**WORK INSTRUCTIONS:** Reproduce the material word for word; the images stay out.

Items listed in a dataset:
--- start ---

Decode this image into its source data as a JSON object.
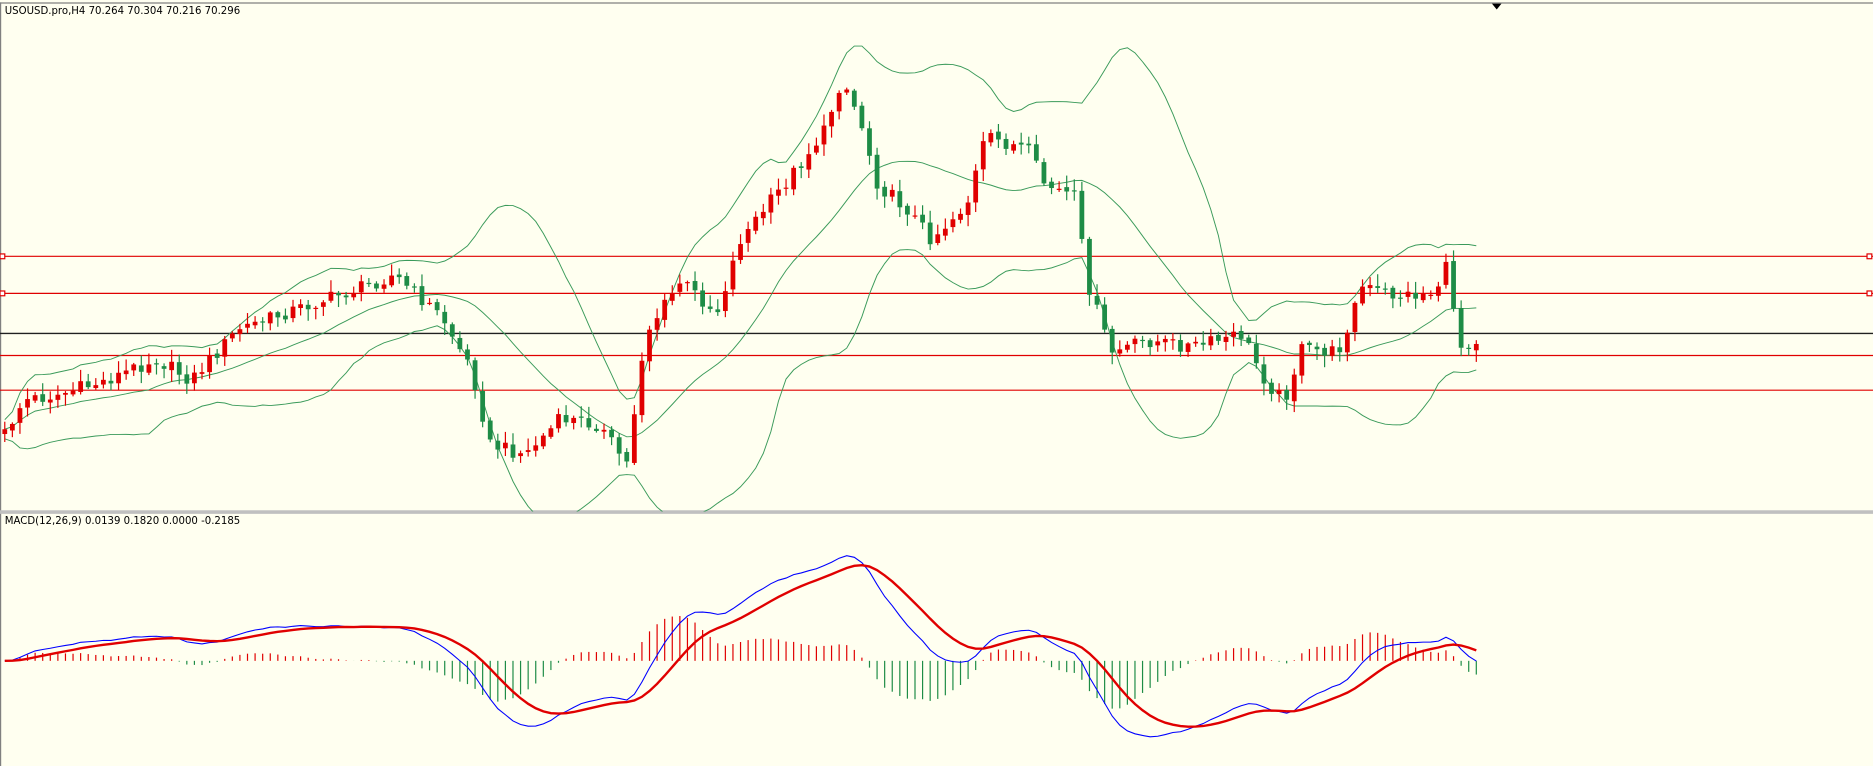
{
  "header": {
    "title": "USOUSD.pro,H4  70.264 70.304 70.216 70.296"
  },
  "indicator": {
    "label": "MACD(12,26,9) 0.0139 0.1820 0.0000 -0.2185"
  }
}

--- end ---

**OUTPUT FOR THIS TASK:**
Decode this image into its source data as a JSON object.
{
  "header": {
    "title": "USOUSD.pro,H4  70.264 70.304 70.216 70.296"
  },
  "indicator": {
    "label": "MACD(12,26,9) 0.0139 0.1820 0.0000 -0.2185"
  }
}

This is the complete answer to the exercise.